Given instruction: Repeat the lines below exactly as they appear, but leave out the images.

[Records from a collection]
____________

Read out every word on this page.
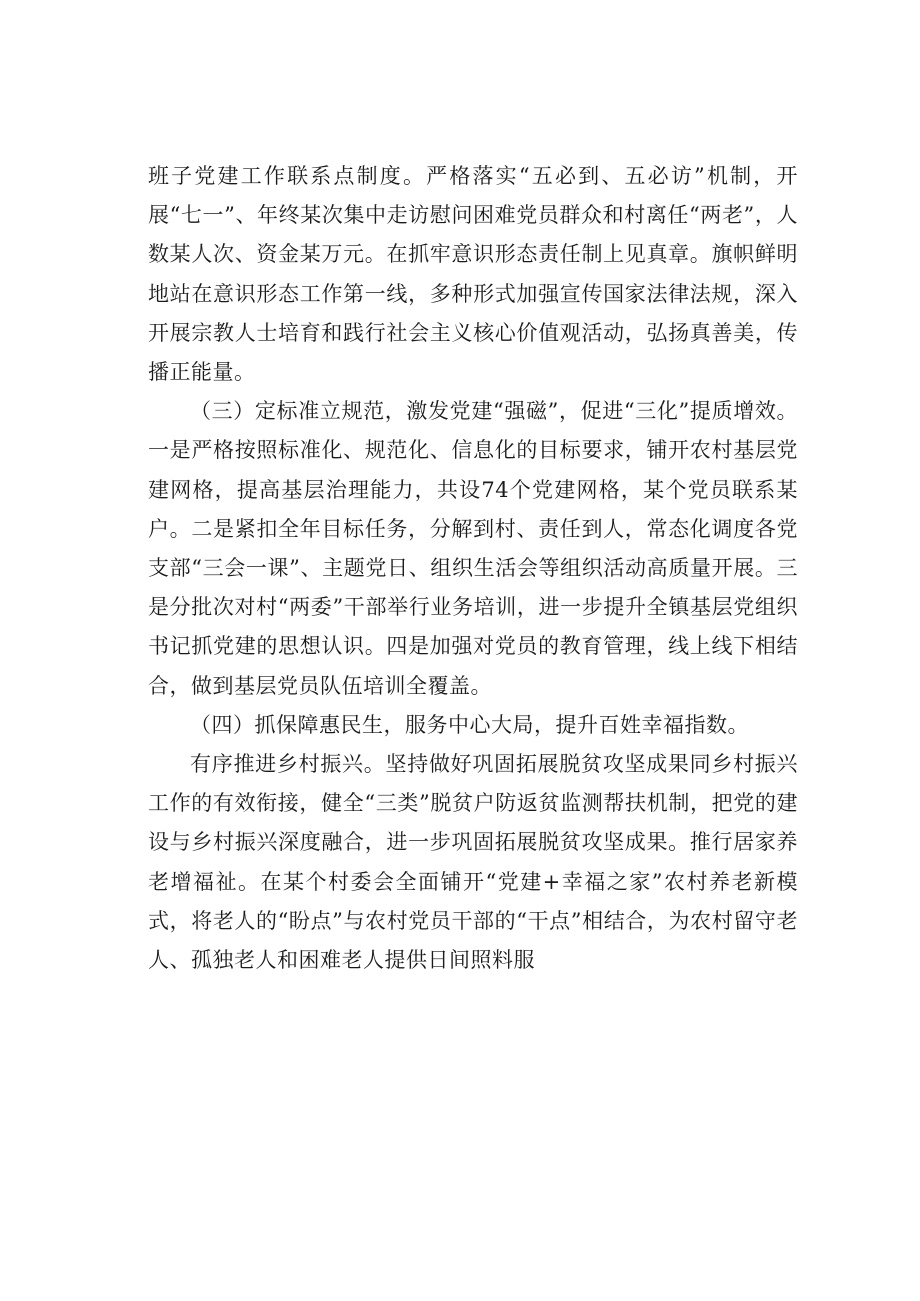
班子党建工作联系点制度。严格落实“五必到、五必访”机制，开展“七一”、年终某次集中走访慰问困难党员群众和村离任“两老”，人数某人次、资金某万元。在抓牢意识形态责任制上见真章。旗帜鲜明地站在意识形态工作第一线，多种形式加强宣传国家法律法规，深入开展宗教人士培育和践行社会主义核心价值观活动，弘扬真善美，传播正能量。

（三）定标准立规范，激发党建“强磁”，促进“三化”提质增效。一是严格按照标准化、规范化、信息化的目标要求，铺开农村基层党建网格，提高基层治理能力，共设74个党建网格，某个党员联系某户。二是紧扣全年目标任务，分解到村、责任到人，常态化调度各党支部“三会一课”、主题党日、组织生活会等组织活动高质量开展。三是分批次对村“两委”干部举行业务培训，进一步提升全镇基层党组织书记抓党建的思想认识。四是加强对党员的教育管理，线上线下相结合，做到基层党员队伍培训全覆盖。

（四）抓保障惠民生，服务中心大局，提升百姓幸福指数。

有序推进乡村振兴。坚持做好巩固拓展脱贫攻坚成果同乡村振兴工作的有效衔接，健全“三类”脱贫户防返贫监测帮扶机制，把党的建设与乡村振兴深度融合，进一步巩固拓展脱贫攻坚成果。推行居家养老增福祉。在某个村委会全面铺开“党建+幸福之家”农村养老新模式，将老人的“盼点”与农村党员干部的“干点”相结合，为农村留守老人、孤独老人和困难老人提供日间照料服
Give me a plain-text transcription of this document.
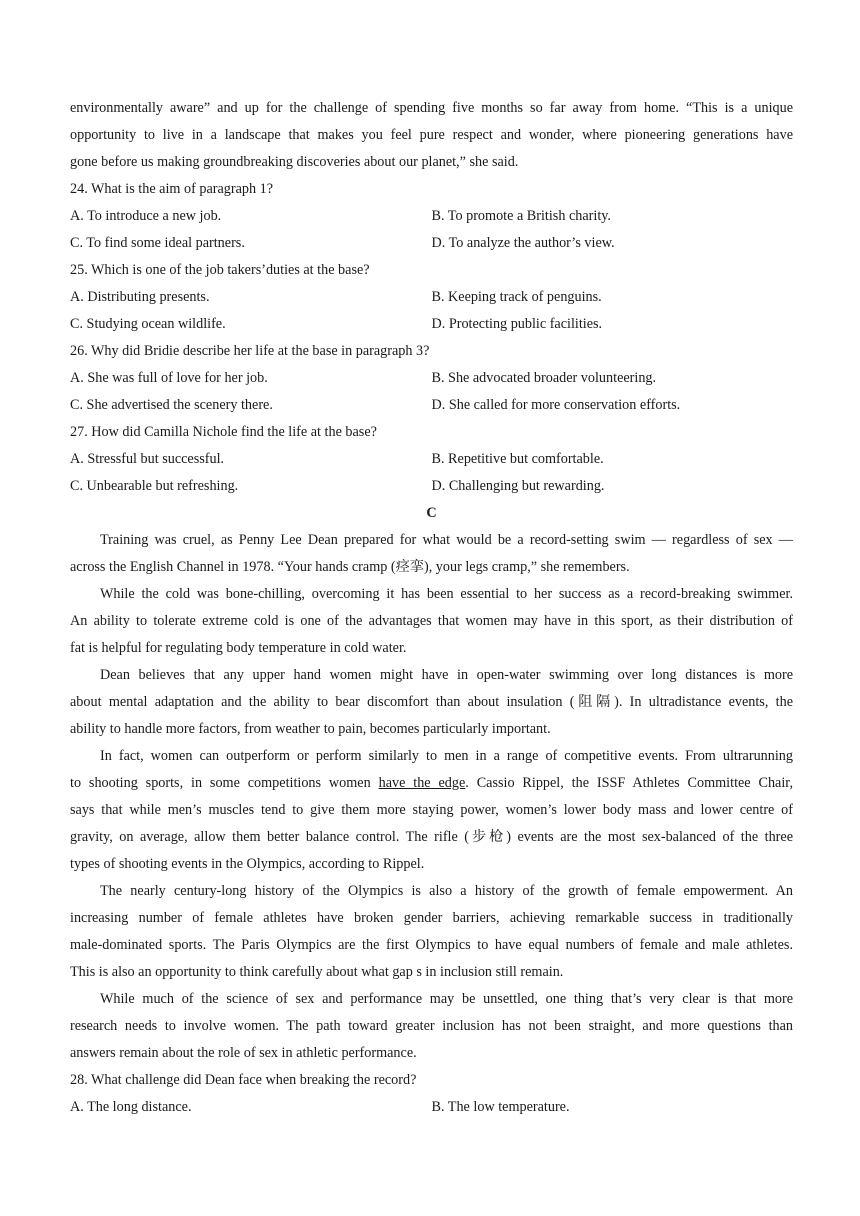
environmentally aware” and up for the challenge of spending five months so far away from home. “This is a unique
opportunity to live in a landscape that makes you feel pure respect and wonder, where pioneering generations have
gone before us making groundbreaking discoveries about our planet,” she said.
24. What is the aim of paragraph 1?
A. To introduce a new job.	B. To promote a British charity.
C. To find some ideal partners.	D. To analyze the author’s view.
25. Which is one of the job takers’duties at the base?
A. Distributing presents.	B. Keeping track of penguins.
C. Studying ocean wildlife.	D. Protecting public facilities.
26. Why did Bridie describe her life at the base in paragraph 3?
A. She was full of love for her job.	B. She advocated broader volunteering.
C. She advertised the scenery there.	D. She called for more conservation efforts.
27. How did Camilla Nichole find the life at the base?
A. Stressful but successful.	B. Repetitive but comfortable.
C. Unbearable but refreshing.	D. Challenging but rewarding.
C
Training was cruel, as Penny Lee Dean prepared for what would be a record-setting swim — regardless of sex —
across the English Channel in 1978. “Your hands cramp (痉挛), your legs cramp,” she remembers.
While the cold was bone-chilling, overcoming it has been essential to her success as a record-breaking swimmer.
An ability to tolerate extreme cold is one of the advantages that women may have in this sport, as their distribution of
fat is helpful for regulating body temperature in cold water.
Dean believes that any upper hand women might have in open-water swimming over long distances is more
about mental adaptation and the ability to bear discomfort than about insulation (阻隔). In ultradistance events, the
ability to handle more factors, from weather to pain, becomes particularly important.
In fact, women can outperform or perform similarly to men in a range of competitive events. From ultrarunning
to shooting sports, in some competitions women have the edge. Cassio Rippel, the ISSF Athletes Committee Chair,
says that while men’s muscles tend to give them more staying power, women’s lower body mass and lower centre of
gravity, on average, allow them better balance control. The rifle (步枪) events are the most sex-balanced of the three
types of shooting events in the Olympics, according to Rippel.
The nearly century-long history of the Olympics is also a history of the growth of female empowerment. An
increasing number of female athletes have broken gender barriers, achieving remarkable success in traditionally
male-dominated sports. The Paris Olympics are the first Olympics to have equal numbers of female and male athletes.
This is also an opportunity to think carefully about what gap s in inclusion still remain.
While much of the science of sex and performance may be unsettled, one thing that’s very clear is that more
research needs to involve women. The path toward greater inclusion has not been straight, and more questions than
answers remain about the role of sex in athletic performance.
28. What challenge did Dean face when breaking the record?
A. The long distance.	B. The low temperature.
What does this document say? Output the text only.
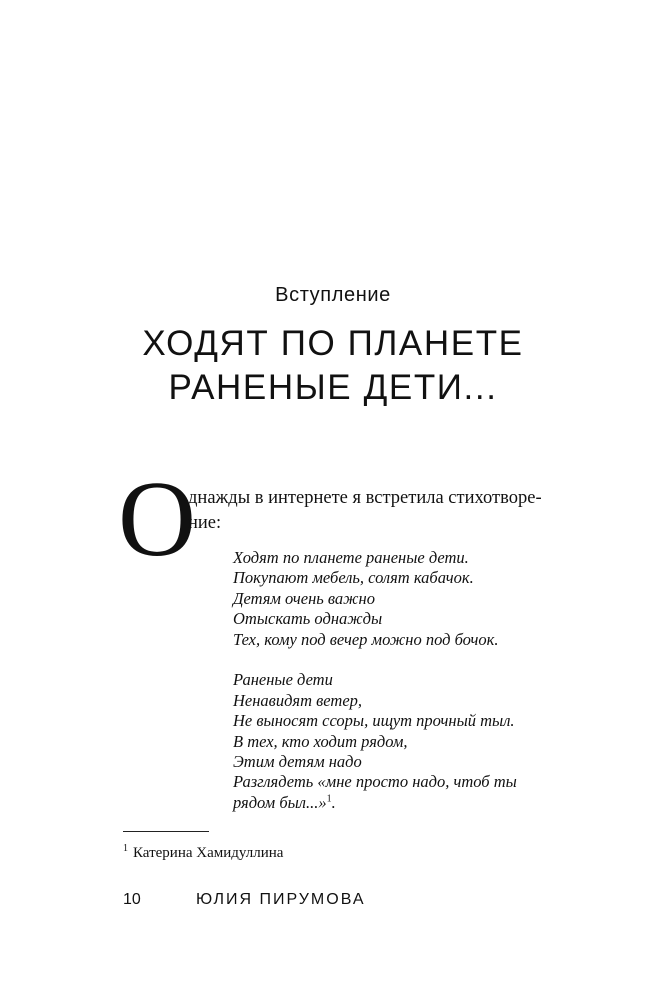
Вступление
ХОДЯТ ПО ПЛАНЕТЕ
РАНЕНЫЕ ДЕТИ...
О
днажды в интернете я встретила стихотворе-
ние:
Ходят по планете раненые дети.
Покупают мебель, солят кабачок.
Детям очень важно
Отыскать однажды
Тех, кому под вечер можно под бочок.
Раненые дети
Ненавидят ветер,
Не выносят ссоры, ищут прочный тыл.
В тех, кто ходит рядом,
Этим детям надо
Разглядеть «мне просто надо, чтоб ты
рядом был...»$^1$.
$^1$ Катерина Хамидуллина
10	ЮЛИЯ ПИРУМОВА
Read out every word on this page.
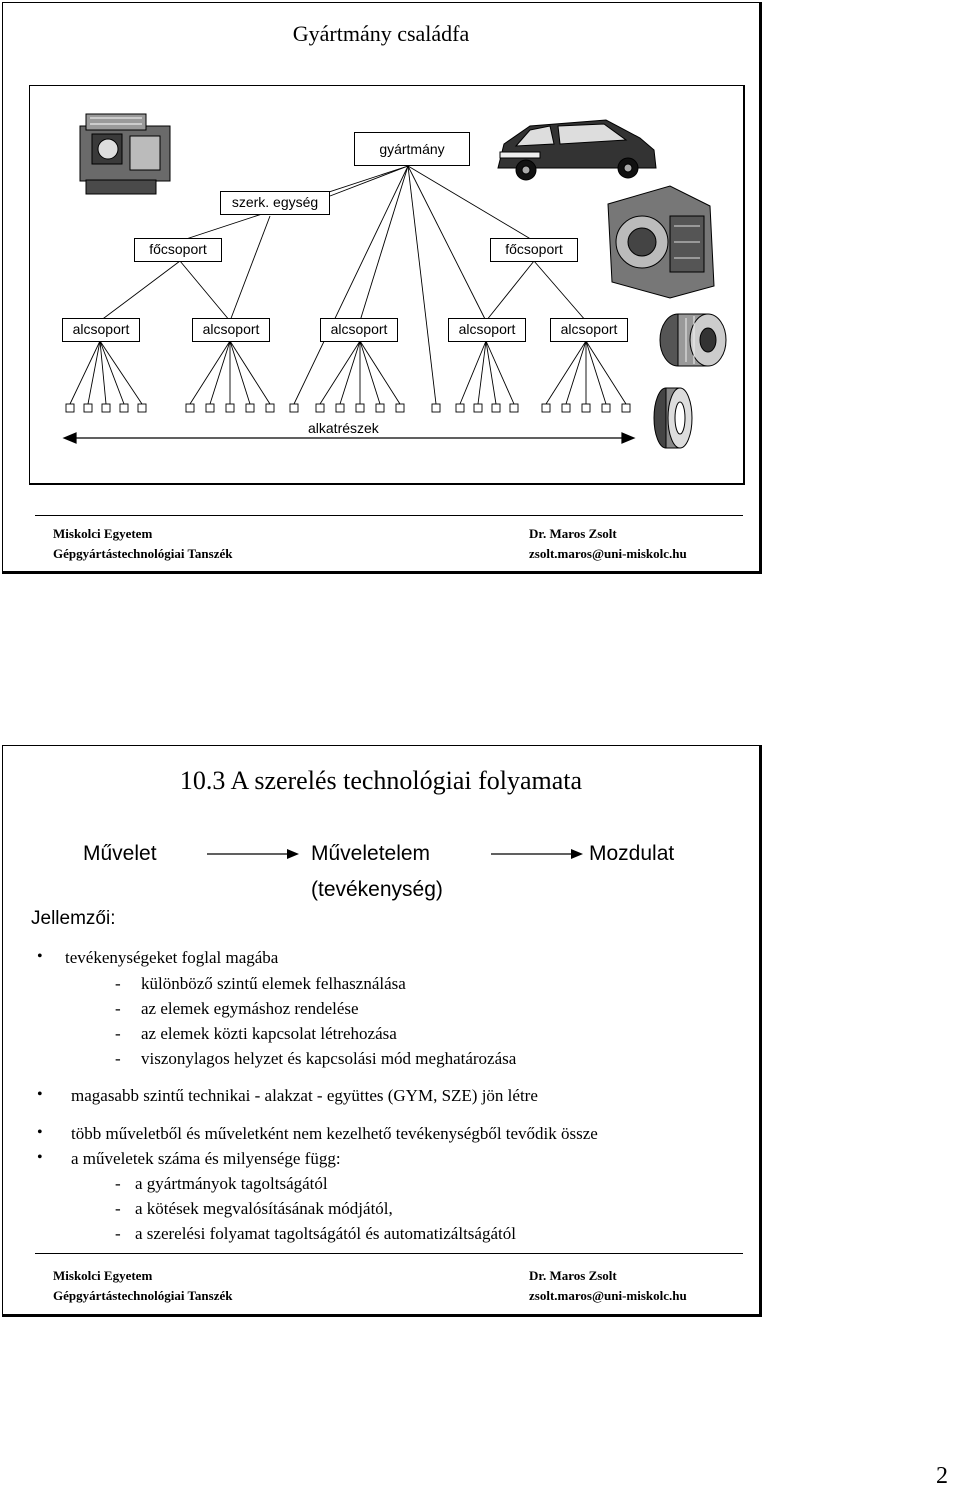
Gyártmány családfa
gyártmány
szerk. egység
főcsoport	főcsoport
alcsoport	alcsoport	alcsoport	alcsoport	alcsoport
alkatrészek
Miskolci Egyetem
Gépgyártástechnológiai Tanszék
Dr. Maros Zsolt
zsolt.maros@uni-miskolc.hu
10.3 A szerelés technológiai folyamata
Művelet	Műveletelem	Mozdulat
(tevékenység)
Jellemzői:
• tevékenységeket foglal magába
- különböző szintű elemek felhasználása
- az elemek egymáshoz rendelése
- az elemek közti kapcsolat létrehozása
- viszonylagos helyzet és kapcsolási mód meghatározása
• magasabb szintű technikai - alakzat - együttes (GYM, SZE) jön létre
• több műveletből és műveletként nem kezelhető tevékenységből tevődik össze
• a műveletek száma és milyensége függ:
- a gyártmányok tagoltságától
- a kötések megvalósításának módjától,
- a szerelési folyamat tagoltságától és automatizáltságától
Miskolci Egyetem
Gépgyártástechnológiai Tanszék
Dr. Maros Zsolt
zsolt.maros@uni-miskolc.hu
2
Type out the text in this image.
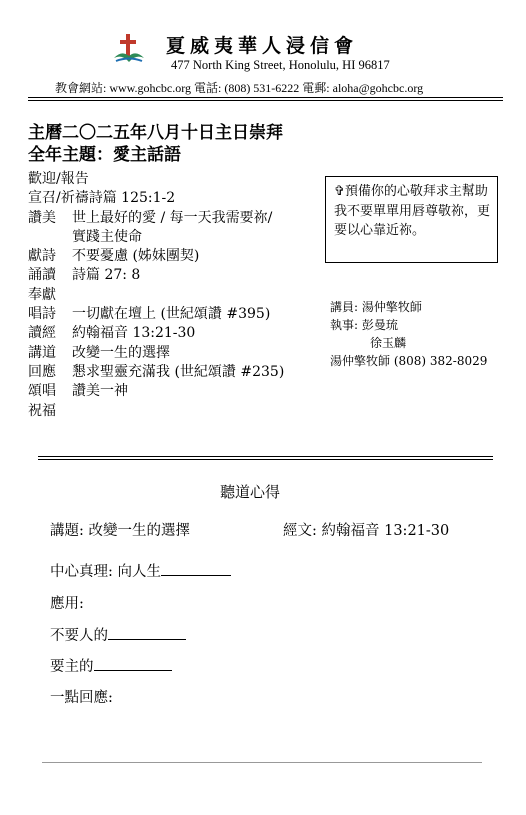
夏威夷華人浸信會
477 North King Street, Honolulu, HI 96817
教會網站: www.gohcbc.org 電話: (808) 531-6222 電郵: aloha@gohcbc.org
主曆二〇二五年八月十日主日崇拜
全年主題：愛主話語
歡迎/報告
宣召/祈禱 詩篇 125:1-2
讚美	世上最好的愛 / 每一天我需要祢/
實踐主使命
獻詩	不要憂慮 (姊妹團契)
誦讀	詩篇 27: 8
奉獻
唱詩	一切獻在壇上 (世紀頌讚 #395)
讀經	約翰福音 13:21-30
講道	改變一生的選擇
回應	懇求聖靈充滿我 (世紀頌讚 #235)
頌唱	讚美一神
祝福
✞預備你的心敬拜求主幫助我不要單單用唇尊敬祢，更要以心靠近祢。
講員: 湯仲擎牧師
執事: 彭曼琉
徐玉麟
湯仲擎牧師 (808) 382-8029
聽道心得
講題: 改變一生的選擇	經文: 約翰福音 13:21-30
中心真理: 向人生
應用:
不要人的
要主的
一點回應:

____________

Task solution:
Read out every word on this page.
班子党建工作联系点制度。严格落实“五必到、五必访”机制，开展“七一”、年终某次集中走访慰问困难党员群众和村离任“两老”，人数某人次、资金某万元。在抓牢意识形态责任制上见真章。旗帜鲜明地站在意识形态工作第一线，多种形式加强宣传国家法律法规，深入开展宗教人士培育和践行社会主义核心价值观活动，弘扬真善美，传播正能量。

（三）定标准立规范，激发党建“强磁”，促进“三化”提质增效。一是严格按照标准化、规范化、信息化的目标要求，铺开农村基层党建网格，提高基层治理能力，共设74个党建网格，某个党员联系某户。二是紧扣全年目标任务，分解到村、责任到人，常态化调度各党支部“三会一课”、主题党日、组织生活会等组织活动高质量开展。三是分批次对村“两委”干部举行业务培训，进一步提升全镇基层党组织书记抓党建的思想认识。四是加强对党员的教育管理，线上线下相结合，做到基层党员队伍培训全覆盖。

（四）抓保障惠民生，服务中心大局，提升百姓幸福指数。

有序推进乡村振兴。坚持做好巩固拓展脱贫攻坚成果同乡村振兴工作的有效衔接，健全“三类”脱贫户防返贫监测帮扶机制，把党的建设与乡村振兴深度融合，进一步巩固拓展脱贫攻坚成果。推行居家养老增福祉。在某个村委会全面铺开“党建+幸福之家”农村养老新模式，将老人的“盼点”与农村党员干部的“干点”相结合，为农村留守老人、孤独老人和困难老人提供日间照料服
Give me a plain-text transcription of this document.
environmentally aware” and up for the challenge of spending five months so far away from home. “This is a unique
opportunity to live in a landscape that makes you feel pure respect and wonder, where pioneering generations have
gone before us making groundbreaking discoveries about our planet,” she said.
24. What is the aim of paragraph 1?
A. To introduce a new job.	B. To promote a British charity.
C. To find some ideal partners.	D. To analyze the author’s view.
25. Which is one of the job takers’duties at the base?
A. Distributing presents.	B. Keeping track of penguins.
C. Studying ocean wildlife.	D. Protecting public facilities.
26. Why did Bridie describe her life at the base in paragraph 3?
A. She was full of love for her job.	B. She advocated broader volunteering.
C. She advertised the scenery there.	D. She called for more conservation efforts.
27. How did Camilla Nichole find the life at the base?
A. Stressful but successful.	B. Repetitive but comfortable.
C. Unbearable but refreshing.	D. Challenging but rewarding.
C
Training was cruel, as Penny Lee Dean prepared for what would be a record-setting swim — regardless of sex —
across the English Channel in 1978. “Your hands cramp (痉挛), your legs cramp,” she remembers.
While the cold was bone-chilling, overcoming it has been essential to her success as a record-breaking swimmer.
An ability to tolerate extreme cold is one of the advantages that women may have in this sport, as their distribution of
fat is helpful for regulating body temperature in cold water.
Dean believes that any upper hand women might have in open-water swimming over long distances is more
about mental adaptation and the ability to bear discomfort than about insulation (阻隔). In ultradistance events, the
ability to handle more factors, from weather to pain, becomes particularly important.
In fact, women can outperform or perform similarly to men in a range of competitive events. From ultrarunning
to shooting sports, in some competitions women have the edge. Cassio Rippel, the ISSF Athletes Committee Chair,
says that while men’s muscles tend to give them more staying power, women’s lower body mass and lower centre of
gravity, on average, allow them better balance control. The rifle (步枪) events are the most sex-balanced of the three
types of shooting events in the Olympics, according to Rippel.
The nearly century-long history of the Olympics is also a history of the growth of female empowerment. An
increasing number of female athletes have broken gender barriers, achieving remarkable success in traditionally
male-dominated sports. The Paris Olympics are the first Olympics to have equal numbers of female and male athletes.
This is also an opportunity to think carefully about what gap s in inclusion still remain.
While much of the science of sex and performance may be unsettled, one thing that’s very clear is that more
research needs to involve women. The path toward greater inclusion has not been straight, and more questions than
answers remain about the role of sex in athletic performance.
28. What challenge did Dean face when breaking the record?
A. The long distance.	B. The low temperature.
What does this document say? Output the text only.
Вступление
ХОДЯТ ПО ПЛАНЕТЕ
РАНЕНЫЕ ДЕТИ...
О
днажды в интернете я встретила стихотворе-
ние:
Ходят по планете раненые дети.
Покупают мебель, солят кабачок.
Детям очень важно
Отыскать однажды
Тех, кому под вечер можно под бочок.
Раненые дети
Ненавидят ветер,
Не выносят ссоры, ищут прочный тыл.
В тех, кто ходит рядом,
Этим детям надо
Разглядеть «мне просто надо, чтоб ты
рядом был...»$^1$.
$^1$ Катерина Хамидуллина
10	ЮЛИЯ ПИРУМОВА
Read out every word on this page.
Gyártmány családfa
gyártmány
szerk. egység
főcsoport	főcsoport
alcsoport	alcsoport	alcsoport	alcsoport	alcsoport
alkatrészek
Miskolci Egyetem
Gépgyártástechnológiai Tanszék
Dr. Maros Zsolt
zsolt.maros@uni-miskolc.hu
10.3 A szerelés technológiai folyamata
Művelet	Műveletelem	Mozdulat
(tevékenység)
Jellemzői:
• tevékenységeket foglal magába
- különböző szintű elemek felhasználása
- az elemek egymáshoz rendelése
- az elemek közti kapcsolat létrehozása
- viszonylagos helyzet és kapcsolási mód meghatározása
• magasabb szintű technikai - alakzat - együttes (GYM, SZE) jön létre
• több műveletből és műveletként nem kezelhető tevékenységből tevődik össze
• a műveletek száma és milyensége függ:
- a gyártmányok tagoltságától
- a kötések megvalósításának módjától,
- a szerelési folyamat tagoltságától és automatizáltságától
Miskolci Egyetem
Gépgyártástechnológiai Tanszék
Dr. Maros Zsolt
zsolt.maros@uni-miskolc.hu
2
Type out the text in this image.
夏威夷華人浸信會
477 North King Street, Honolulu, HI 96817
教會網站: www.gohcbc.org 電話: (808) 531-6222 電郵: aloha@gohcbc.org
主曆二〇二五年八月十日主日崇拜
全年主題：愛主話語
歡迎/報告
宣召/祈禱 詩篇 125:1-2
讚美	世上最好的愛 / 每一天我需要祢/
實踐主使命
獻詩	不要憂慮 (姊妹團契)
誦讀	詩篇 27: 8
奉獻
唱詩	一切獻在壇上 (世紀頌讚 #395)
讀經	約翰福音 13:21-30
講道	改變一生的選擇
回應	懇求聖靈充滿我 (世紀頌讚 #235)
頌唱	讚美一神
祝福
✞預備你的心敬拜求主幫助我不要單單用唇尊敬祢，更要以心靠近祢。
講員: 湯仲擎牧師
執事: 彭曼琉
徐玉麟
湯仲擎牧師 (808) 382-8029
聽道心得
講題: 改變一生的選擇	經文: 約翰福音 13:21-30
中心真理: 向人生
應用:
不要人的
要主的
一點回應:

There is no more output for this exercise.